### AIM OF THE EXERCISE
Beginning at the line containing "Type out the text in this image.", output every line to the end of the data below exactly as it appears.

[Begin]

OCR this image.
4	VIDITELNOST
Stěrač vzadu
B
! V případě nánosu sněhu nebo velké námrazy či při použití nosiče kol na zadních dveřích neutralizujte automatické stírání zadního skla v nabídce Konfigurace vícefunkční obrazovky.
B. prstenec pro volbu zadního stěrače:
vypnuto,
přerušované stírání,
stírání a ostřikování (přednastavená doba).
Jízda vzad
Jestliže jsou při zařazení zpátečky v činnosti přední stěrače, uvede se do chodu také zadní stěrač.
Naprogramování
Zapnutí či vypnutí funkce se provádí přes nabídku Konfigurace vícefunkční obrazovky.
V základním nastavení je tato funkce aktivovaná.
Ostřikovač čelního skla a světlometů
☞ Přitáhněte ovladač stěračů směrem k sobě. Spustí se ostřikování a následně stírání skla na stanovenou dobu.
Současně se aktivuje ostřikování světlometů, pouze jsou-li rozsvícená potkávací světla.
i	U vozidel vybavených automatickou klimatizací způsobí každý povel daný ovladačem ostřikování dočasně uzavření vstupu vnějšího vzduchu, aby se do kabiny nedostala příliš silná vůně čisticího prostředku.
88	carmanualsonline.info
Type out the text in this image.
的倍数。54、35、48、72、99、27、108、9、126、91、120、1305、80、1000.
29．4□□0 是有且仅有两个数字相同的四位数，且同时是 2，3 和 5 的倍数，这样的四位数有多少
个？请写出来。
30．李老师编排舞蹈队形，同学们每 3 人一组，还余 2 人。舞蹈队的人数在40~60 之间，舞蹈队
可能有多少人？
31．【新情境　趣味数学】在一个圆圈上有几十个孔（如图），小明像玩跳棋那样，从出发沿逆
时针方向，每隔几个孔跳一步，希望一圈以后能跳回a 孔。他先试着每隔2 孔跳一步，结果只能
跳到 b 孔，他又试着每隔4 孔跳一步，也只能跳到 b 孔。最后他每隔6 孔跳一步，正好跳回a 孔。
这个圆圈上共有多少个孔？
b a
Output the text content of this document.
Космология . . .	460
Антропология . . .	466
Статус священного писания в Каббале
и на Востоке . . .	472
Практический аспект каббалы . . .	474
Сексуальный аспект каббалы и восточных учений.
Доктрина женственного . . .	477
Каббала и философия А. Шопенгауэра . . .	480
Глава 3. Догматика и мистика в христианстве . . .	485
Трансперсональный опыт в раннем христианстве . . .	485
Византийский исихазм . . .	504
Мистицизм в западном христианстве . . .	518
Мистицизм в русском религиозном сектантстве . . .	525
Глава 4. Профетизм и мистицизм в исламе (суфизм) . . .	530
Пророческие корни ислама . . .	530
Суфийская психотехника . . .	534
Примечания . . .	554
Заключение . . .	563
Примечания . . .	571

[End]

### RESULT
Type out the text in this image.
的倍数。54、35、48、72、99、27、108、9、126、91、120、1305、80、1000.
29．4□□0 是有且仅有两个数字相同的四位数，且同时是 2，3 和 5 的倍数，这样的四位数有多少
个？请写出来。
30．李老师编排舞蹈队形，同学们每 3 人一组，还余 2 人。舞蹈队的人数在40~60 之间，舞蹈队
可能有多少人？
31．【新情境　趣味数学】在一个圆圈上有几十个孔（如图），小明像玩跳棋那样，从出发沿逆
时针方向，每隔几个孔跳一步，希望一圈以后能跳回a 孔。他先试着每隔2 孔跳一步，结果只能
跳到 b 孔，他又试着每隔4 孔跳一步，也只能跳到 b 孔。最后他每隔6 孔跳一步，正好跳回a 孔。
这个圆圈上共有多少个孔？
b a
Output the text content of this document.
Космология . . .	460
Антропология . . .	466
Статус священного писания в Каббале
и на Востоке . . .	472
Практический аспект каббалы . . .	474
Сексуальный аспект каббалы и восточных учений.
Доктрина женственного . . .	477
Каббала и философия А. Шопенгауэра . . .	480
Глава 3. Догматика и мистика в христианстве . . .	485
Трансперсональный опыт в раннем христианстве . . .	485
Византийский исихазм . . .	504
Мистицизм в западном христианстве . . .	518
Мистицизм в русском религиозном сектантстве . . .	525
Глава 4. Профетизм и мистицизм в исламе (суфизм) . . .	530
Пророческие корни ислама . . .	530
Суфийская психотехника . . .	534
Примечания . . .	554
Заключение . . .	563
Примечания . . .	571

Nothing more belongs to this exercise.